======== DATASET ========

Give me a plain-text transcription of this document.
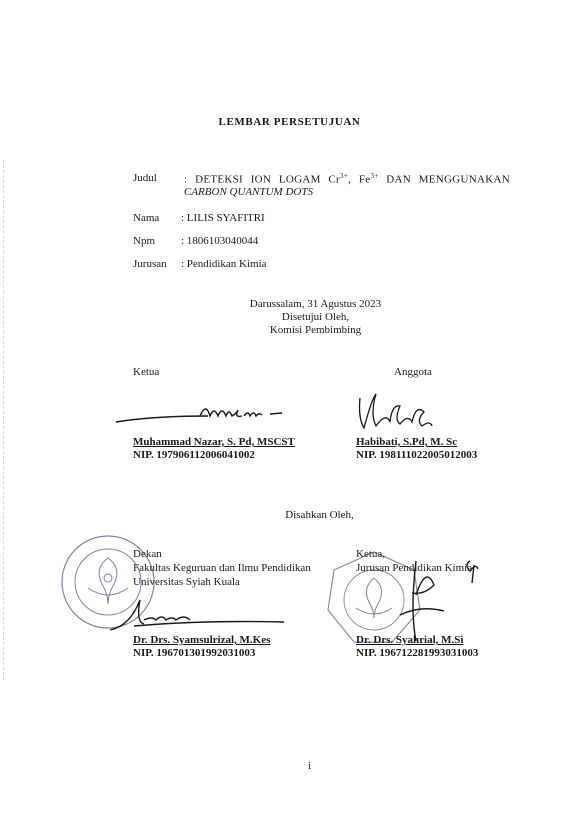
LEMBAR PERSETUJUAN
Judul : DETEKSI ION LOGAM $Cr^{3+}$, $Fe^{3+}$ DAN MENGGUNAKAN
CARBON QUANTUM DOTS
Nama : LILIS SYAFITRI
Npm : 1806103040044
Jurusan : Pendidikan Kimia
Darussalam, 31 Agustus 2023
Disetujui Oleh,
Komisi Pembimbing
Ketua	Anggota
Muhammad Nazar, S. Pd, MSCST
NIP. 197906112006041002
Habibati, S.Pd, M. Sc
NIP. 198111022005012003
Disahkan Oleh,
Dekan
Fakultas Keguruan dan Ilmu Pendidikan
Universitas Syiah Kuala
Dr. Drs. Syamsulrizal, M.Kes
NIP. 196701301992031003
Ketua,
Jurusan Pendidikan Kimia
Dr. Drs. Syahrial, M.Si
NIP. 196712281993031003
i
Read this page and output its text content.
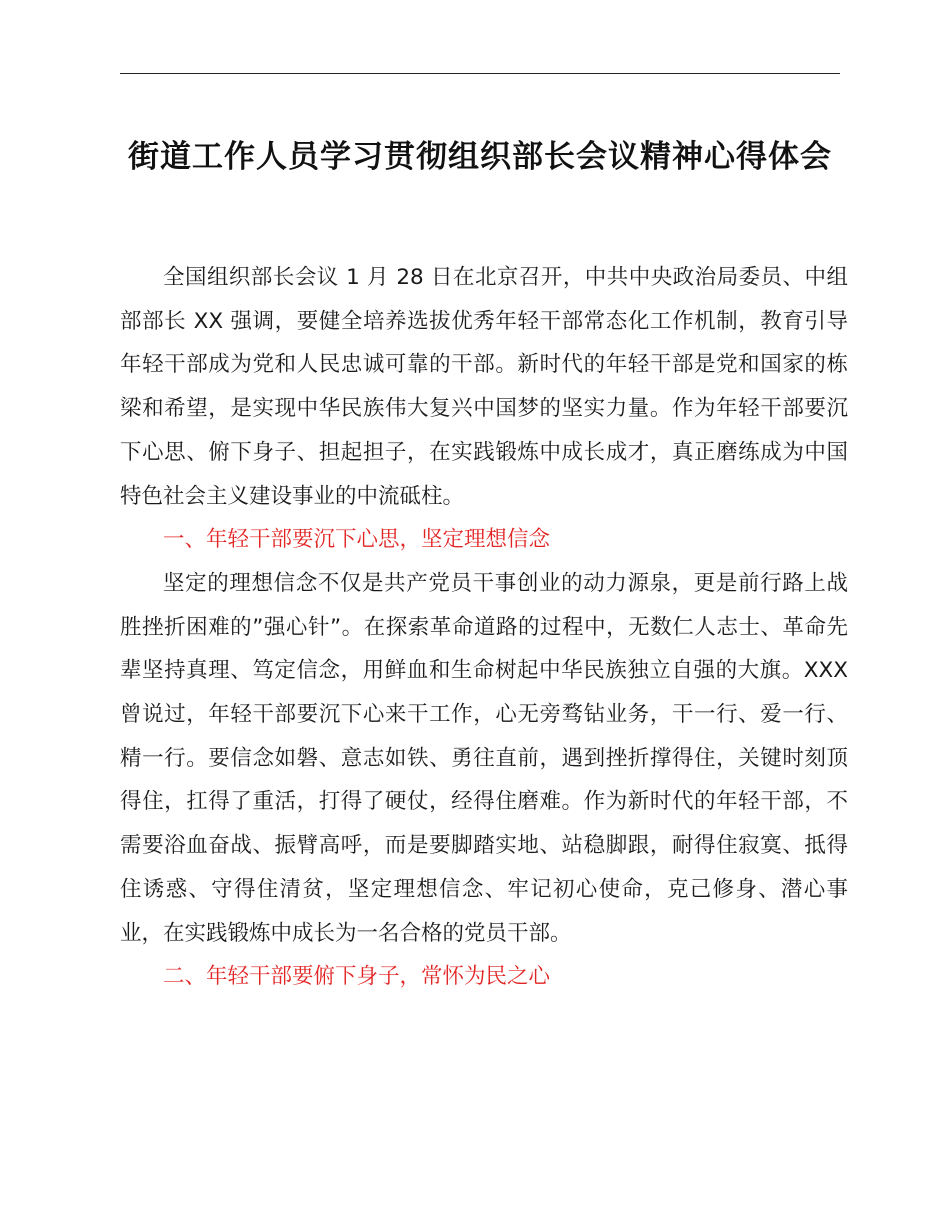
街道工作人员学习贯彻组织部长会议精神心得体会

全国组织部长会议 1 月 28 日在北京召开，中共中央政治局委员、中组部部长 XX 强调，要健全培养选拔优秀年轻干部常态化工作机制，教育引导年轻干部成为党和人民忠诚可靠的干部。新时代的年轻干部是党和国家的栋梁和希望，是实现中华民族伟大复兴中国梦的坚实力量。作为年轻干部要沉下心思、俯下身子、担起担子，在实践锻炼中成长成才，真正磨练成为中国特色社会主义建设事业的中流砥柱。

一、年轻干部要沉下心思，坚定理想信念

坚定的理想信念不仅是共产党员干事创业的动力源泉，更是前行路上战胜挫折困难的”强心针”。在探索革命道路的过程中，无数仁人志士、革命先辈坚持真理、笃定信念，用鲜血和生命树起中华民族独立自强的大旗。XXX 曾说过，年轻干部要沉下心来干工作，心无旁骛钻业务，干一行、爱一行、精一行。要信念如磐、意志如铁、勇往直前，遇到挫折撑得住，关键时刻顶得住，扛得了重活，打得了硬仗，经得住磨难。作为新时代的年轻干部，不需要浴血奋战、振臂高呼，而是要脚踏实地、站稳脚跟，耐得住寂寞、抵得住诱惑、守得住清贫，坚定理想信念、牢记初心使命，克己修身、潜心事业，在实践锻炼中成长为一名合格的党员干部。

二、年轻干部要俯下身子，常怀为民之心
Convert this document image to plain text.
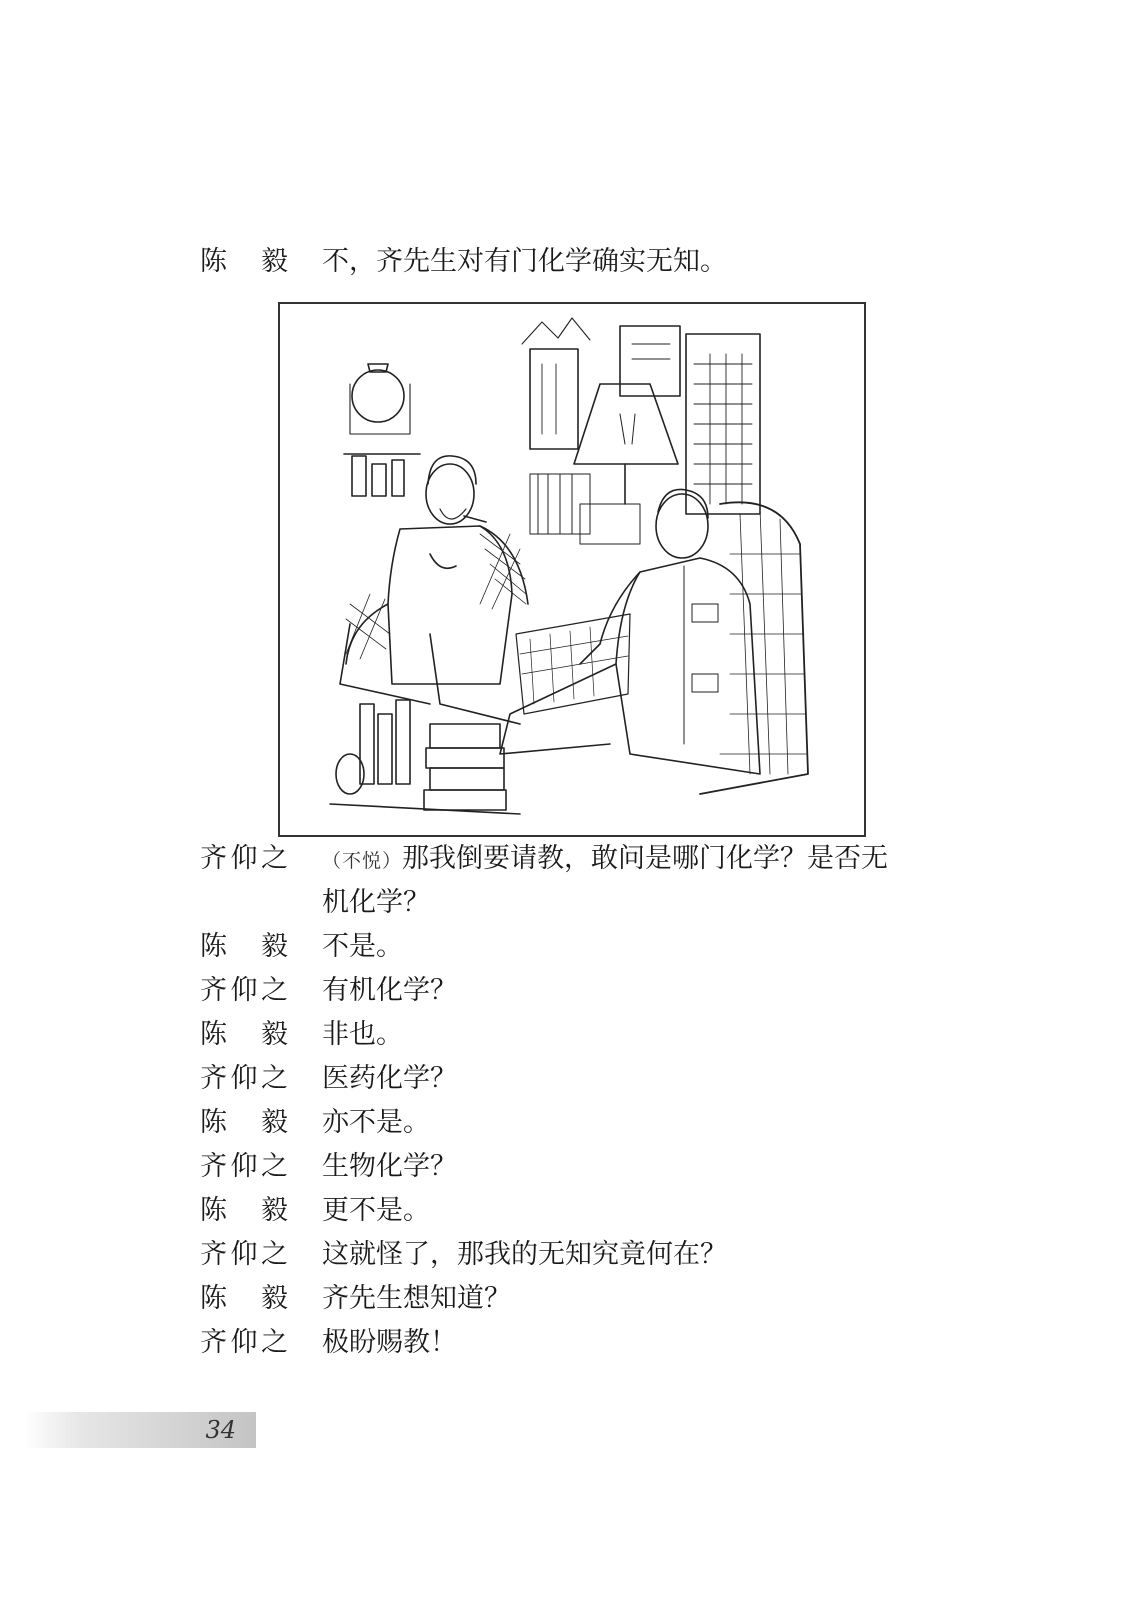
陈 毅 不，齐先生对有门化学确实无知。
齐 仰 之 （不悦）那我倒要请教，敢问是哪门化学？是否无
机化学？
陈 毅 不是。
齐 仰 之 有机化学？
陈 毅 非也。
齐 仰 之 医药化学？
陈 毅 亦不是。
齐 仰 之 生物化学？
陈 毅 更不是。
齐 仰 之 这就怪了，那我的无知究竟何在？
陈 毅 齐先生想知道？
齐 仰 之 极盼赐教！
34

========
======== DATASET ========

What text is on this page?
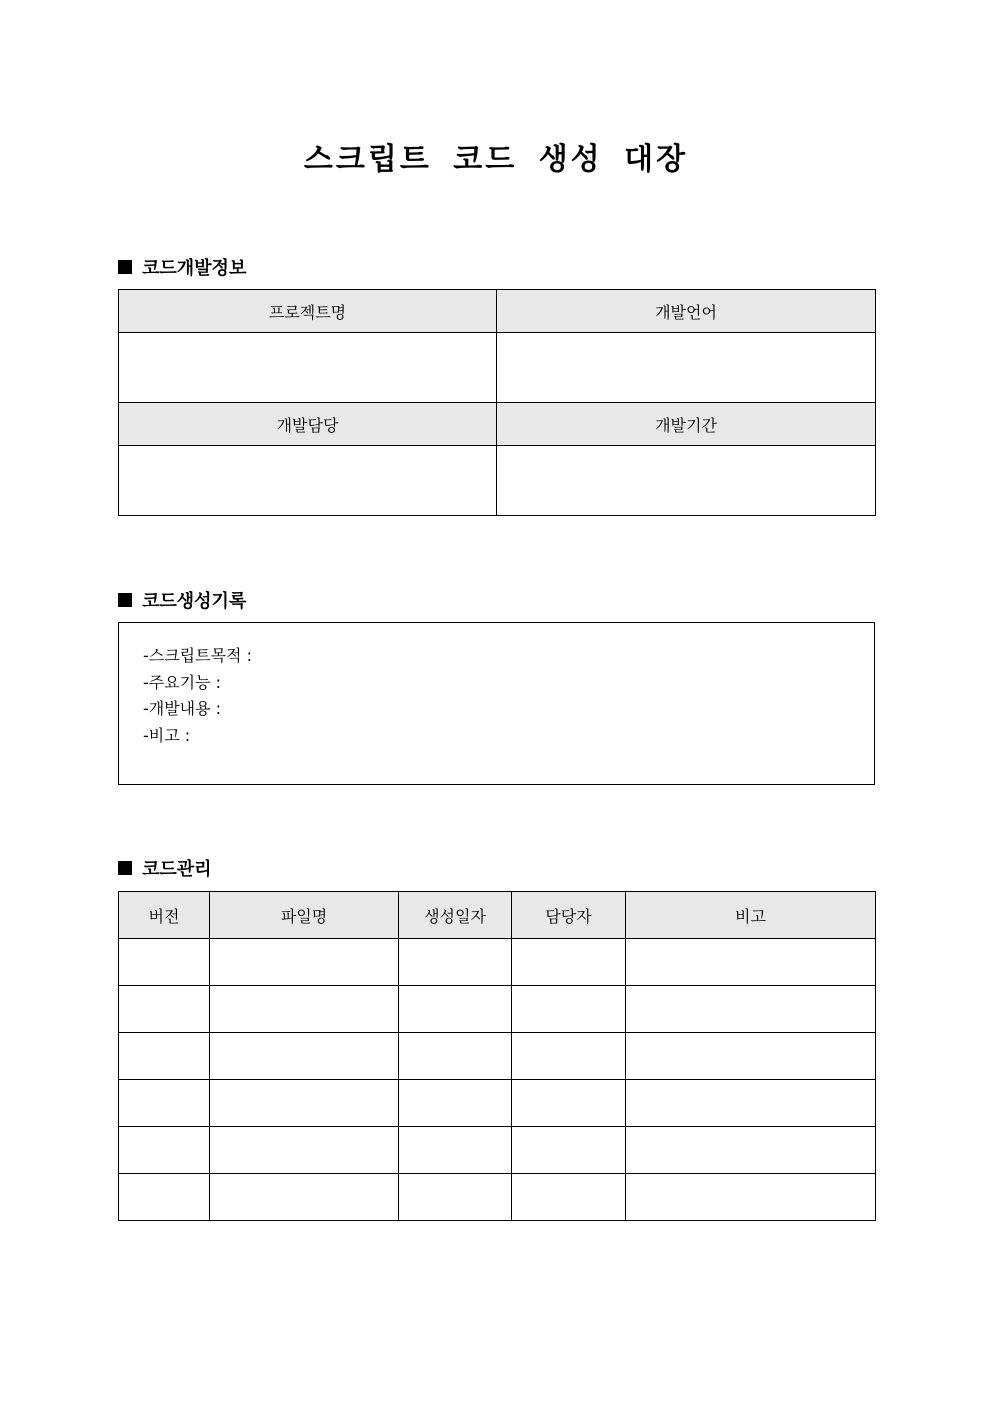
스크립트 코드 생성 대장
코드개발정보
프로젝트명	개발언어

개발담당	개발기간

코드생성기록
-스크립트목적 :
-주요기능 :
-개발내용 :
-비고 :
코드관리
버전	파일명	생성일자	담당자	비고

========

**SHORT PROBLEM**
Copy out each line of the records where the string "text" appears.

**COMPLETED TASK**
Give me a plain-text transcription of this document.
Read this page and output its text content.
Convert this document image to plain text.
What text is on this page?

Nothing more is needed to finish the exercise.